What the task asks
Filter this data down to the lines that hold "from", and copy them.

Data records
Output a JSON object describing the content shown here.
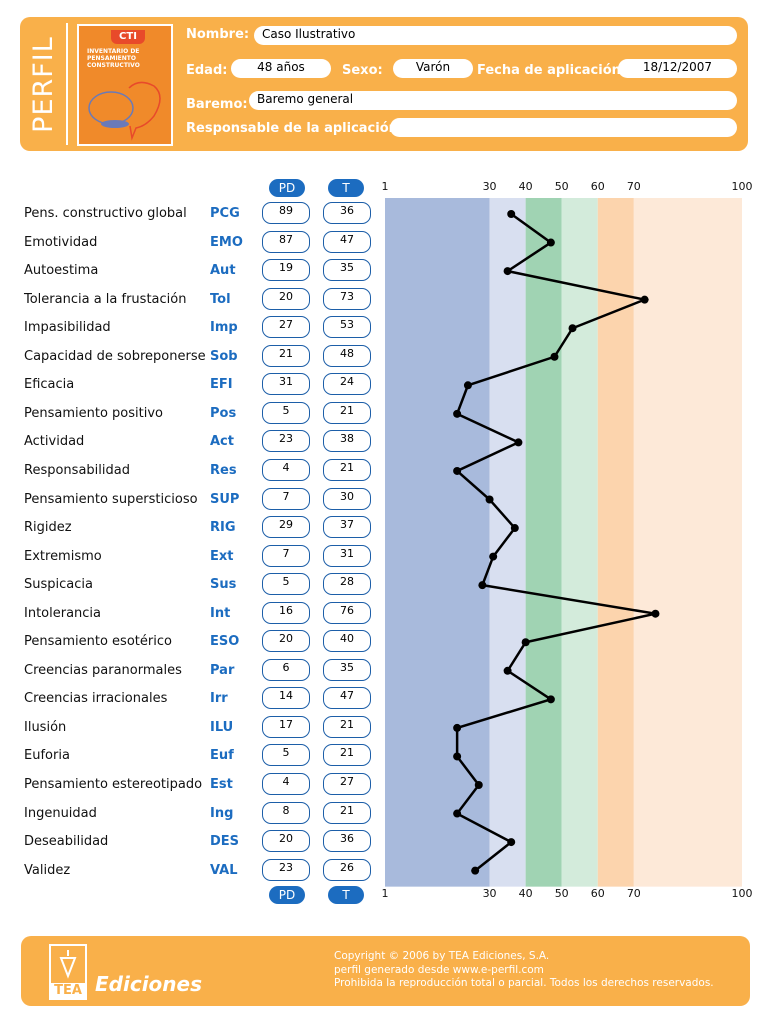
{
  "header": {
    "title": "PERFIL",
    "cover_badge": "CTI",
    "cover_text": "INVENTARIO DE PENSAMIENTO CONSTRUCTIVO",
    "nombre_label": "Nombre:",
    "nombre": "Caso Ilustrativo",
    "edad_label": "Edad:",
    "edad": "48 años",
    "sexo_label": "Sexo:",
    "sexo": "Varón",
    "fecha_label": "Fecha de aplicación:",
    "fecha": "18/12/2007",
    "baremo_label": "Baremo:",
    "baremo": "Baremo general",
    "responsable_label": "Responsable de la aplicación:",
    "responsable": ""
  },
  "columns": {
    "pd": "PD",
    "t": "T"
  },
  "chart_data": {
    "type": "line",
    "xlim": [
      1,
      100
    ],
    "ticks": [
      "1",
      "30",
      "40",
      "50",
      "60",
      "70",
      "100"
    ],
    "tick_values": [
      1,
      30,
      40,
      50,
      60,
      70,
      100
    ],
    "bands": [
      {
        "from": 1,
        "to": 30,
        "color": "#a8badc"
      },
      {
        "from": 30,
        "to": 40,
        "color": "#d8dff0"
      },
      {
        "from": 40,
        "to": 50,
        "color": "#a0d3b3"
      },
      {
        "from": 50,
        "to": 60,
        "color": "#d3ebdb"
      },
      {
        "from": 60,
        "to": 70,
        "color": "#fcd4ad"
      },
      {
        "from": 70,
        "to": 100,
        "color": "#fde9d8"
      }
    ],
    "rows": [
      {
        "name": "Pens. constructivo global",
        "code": "PCG",
        "pd": "89",
        "t": 36
      },
      {
        "name": "Emotividad",
        "code": "EMO",
        "pd": "87",
        "t": 47
      },
      {
        "name": "Autoestima",
        "code": "Aut",
        "pd": "19",
        "t": 35
      },
      {
        "name": "Tolerancia a la frustación",
        "code": "Tol",
        "pd": "20",
        "t": 73
      },
      {
        "name": "Impasibilidad",
        "code": "Imp",
        "pd": "27",
        "t": 53
      },
      {
        "name": "Capacidad de sobreponerse",
        "code": "Sob",
        "pd": "21",
        "t": 48
      },
      {
        "name": "Eficacia",
        "code": "EFI",
        "pd": "31",
        "t": 24
      },
      {
        "name": "Pensamiento positivo",
        "code": "Pos",
        "pd": "5",
        "t": 21
      },
      {
        "name": "Actividad",
        "code": "Act",
        "pd": "23",
        "t": 38
      },
      {
        "name": "Responsabilidad",
        "code": "Res",
        "pd": "4",
        "t": 21
      },
      {
        "name": "Pensamiento supersticioso",
        "code": "SUP",
        "pd": "7",
        "t": 30
      },
      {
        "name": "Rigidez",
        "code": "RIG",
        "pd": "29",
        "t": 37
      },
      {
        "name": "Extremismo",
        "code": "Ext",
        "pd": "7",
        "t": 31
      },
      {
        "name": "Suspicacia",
        "code": "Sus",
        "pd": "5",
        "t": 28
      },
      {
        "name": "Intolerancia",
        "code": "Int",
        "pd": "16",
        "t": 76
      },
      {
        "name": "Pensamiento esotérico",
        "code": "ESO",
        "pd": "20",
        "t": 40
      },
      {
        "name": "Creencias paranormales",
        "code": "Par",
        "pd": "6",
        "t": 35
      },
      {
        "name": "Creencias irracionales",
        "code": "Irr",
        "pd": "14",
        "t": 47
      },
      {
        "name": "Ilusión",
        "code": "ILU",
        "pd": "17",
        "t": 21
      },
      {
        "name": "Euforia",
        "code": "Euf",
        "pd": "5",
        "t": 21
      },
      {
        "name": "Pensamiento estereotipado",
        "code": "Est",
        "pd": "4",
        "t": 27
      },
      {
        "name": "Ingenuidad",
        "code": "Ing",
        "pd": "8",
        "t": 21
      },
      {
        "name": "Deseabilidad",
        "code": "DES",
        "pd": "20",
        "t": 36
      },
      {
        "name": "Validez",
        "code": "VAL",
        "pd": "23",
        "t": 26
      }
    ]
  },
  "footer": {
    "brand": "Ediciones",
    "logo_text": "TEA",
    "line1": "Copyright © 2006 by TEA Ediciones, S.A.",
    "line2": "perfil generado desde www.e-perfil.com",
    "line3": "Prohibida la reproducción total o parcial. Todos los derechos reservados."
  }
}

Written reply
        "from": 1,
        "from": 30,
        "from": 40,
        "from": 50,
        "from": 60,
        "from": 70,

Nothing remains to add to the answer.